## Written instruction
Take every line from the listing below that includes "Oracle" and copy it.

--- begin Input material ---

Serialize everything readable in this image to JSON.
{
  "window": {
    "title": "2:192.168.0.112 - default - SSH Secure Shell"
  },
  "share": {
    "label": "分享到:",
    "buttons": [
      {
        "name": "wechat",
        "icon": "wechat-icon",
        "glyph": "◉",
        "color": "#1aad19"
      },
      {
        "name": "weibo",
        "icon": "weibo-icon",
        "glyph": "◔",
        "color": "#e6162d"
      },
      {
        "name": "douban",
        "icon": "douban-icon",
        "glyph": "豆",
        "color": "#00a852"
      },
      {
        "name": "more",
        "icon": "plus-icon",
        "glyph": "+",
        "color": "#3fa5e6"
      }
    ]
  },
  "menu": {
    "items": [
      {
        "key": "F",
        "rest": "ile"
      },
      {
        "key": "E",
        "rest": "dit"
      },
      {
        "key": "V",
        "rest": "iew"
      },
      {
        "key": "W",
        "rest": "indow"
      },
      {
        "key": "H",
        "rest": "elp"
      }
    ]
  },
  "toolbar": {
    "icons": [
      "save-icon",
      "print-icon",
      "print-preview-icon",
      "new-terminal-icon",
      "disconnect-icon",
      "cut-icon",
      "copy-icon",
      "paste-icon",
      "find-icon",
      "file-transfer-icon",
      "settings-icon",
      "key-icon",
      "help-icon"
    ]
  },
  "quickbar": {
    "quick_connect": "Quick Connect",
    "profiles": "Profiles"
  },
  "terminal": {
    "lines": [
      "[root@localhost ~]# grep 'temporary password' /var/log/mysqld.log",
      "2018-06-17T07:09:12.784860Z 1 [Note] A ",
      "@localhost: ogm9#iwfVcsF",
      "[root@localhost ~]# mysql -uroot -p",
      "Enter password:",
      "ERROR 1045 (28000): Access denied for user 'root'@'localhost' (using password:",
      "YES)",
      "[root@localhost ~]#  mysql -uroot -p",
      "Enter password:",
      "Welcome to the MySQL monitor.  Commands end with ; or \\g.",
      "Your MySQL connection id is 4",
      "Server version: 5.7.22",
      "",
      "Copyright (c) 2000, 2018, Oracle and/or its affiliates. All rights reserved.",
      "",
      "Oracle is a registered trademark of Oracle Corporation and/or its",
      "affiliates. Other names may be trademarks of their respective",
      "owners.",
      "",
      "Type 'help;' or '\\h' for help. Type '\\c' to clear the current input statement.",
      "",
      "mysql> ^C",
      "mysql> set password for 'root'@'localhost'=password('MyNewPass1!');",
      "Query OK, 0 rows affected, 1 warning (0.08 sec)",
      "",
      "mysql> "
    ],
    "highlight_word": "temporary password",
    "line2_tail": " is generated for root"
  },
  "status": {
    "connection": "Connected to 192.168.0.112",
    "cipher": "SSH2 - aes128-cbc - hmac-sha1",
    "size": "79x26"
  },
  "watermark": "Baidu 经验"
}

--- end Input material ---

## Solution
      "Copyright (c) 2000, 2018, Oracle and/or its affiliates. All rights reserved.",
      "Oracle is a registered trademark of Oracle Corporation and/or its",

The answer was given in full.